Texte source:
________________
Sharon Wrobel est journaliste spécialisée dans les technologies pour le Times of Israel.
L’allocation de milliards de shekels de fonds de coalition qui serviront principalement à accroître le soutien aux institutions et aux programmes ultra-orthodoxes menace de transformer Israël en un pays du tiers-monde, a averti dimanche un groupe de 280 experts en économie.
Dans une lettre signée par des économistes de haut niveau, le groupe a exhorté le gouvernement à « revenir à la raison » et à reconsidérer l’allocation de fonds discrétionnaires d’une valeur d’au moins 13,7 milliards de shekels qui ont été promis pour répondre aux engagements de la coalition. Les fonds discrétionnaires font partie du budget de l’État 2023-24 qui sera soumis au vote cette semaine, et qui doit être approuvé avant le 29 mai pour éviter de déclencher de nouvelles élections législatives.
________________
Données:

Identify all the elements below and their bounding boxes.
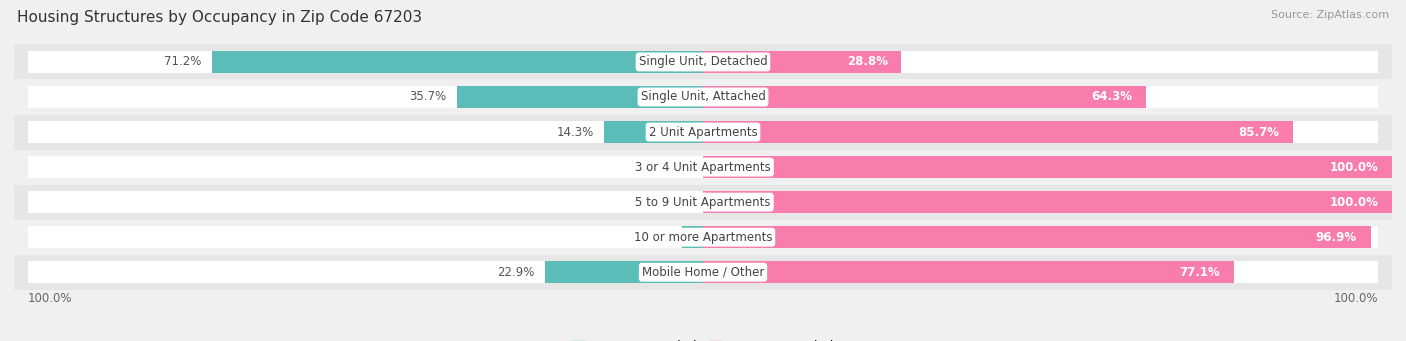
________________
Consignes:
a) Reproduisez fidèlement le passage du texte sur le budget israélien compris entre « Sharon Wrobel est » et « experts en économie. », bornes incluses.
b) Présentez sous forme de liste le paragraphe du texte sur le budget israélien qui commence par « Dans une lettre signée », en conservant ses informations principales.
c) D'après le texte sur le budget israélien, combien d'experts en économie ont lancé l'avertissement dimanche ?

Résultats finaux:
a)
Sharon Wrobel est journaliste spécialisée dans les technologies pour le Times of Israel.
L’allocation de milliards de shekels de fonds de coalition qui serviront principalement à accroître le soutien aux institutions et aux programmes ultra-orthodoxes menace de transformer Israël en un pays du tiers-monde, a averti dimanche un groupe de 280 experts en économie.

b)
- Des économistes de haut niveau signent une lettre exhortant le gouvernement à « revenir à la raison ».
- Ils demandent de reconsidérer l'allocation de fonds discrétionnaires d'au moins 13,7 milliards de shekels, promis pour répondre aux engagements de la coalition.
- Ces fonds font partie du budget de l'État 2023-24, soumis au vote cette semaine.
- Ce budget doit être approuvé avant le 29 mai pour éviter de nouvelles élections législatives.

c) Un groupe de 280 experts en économie.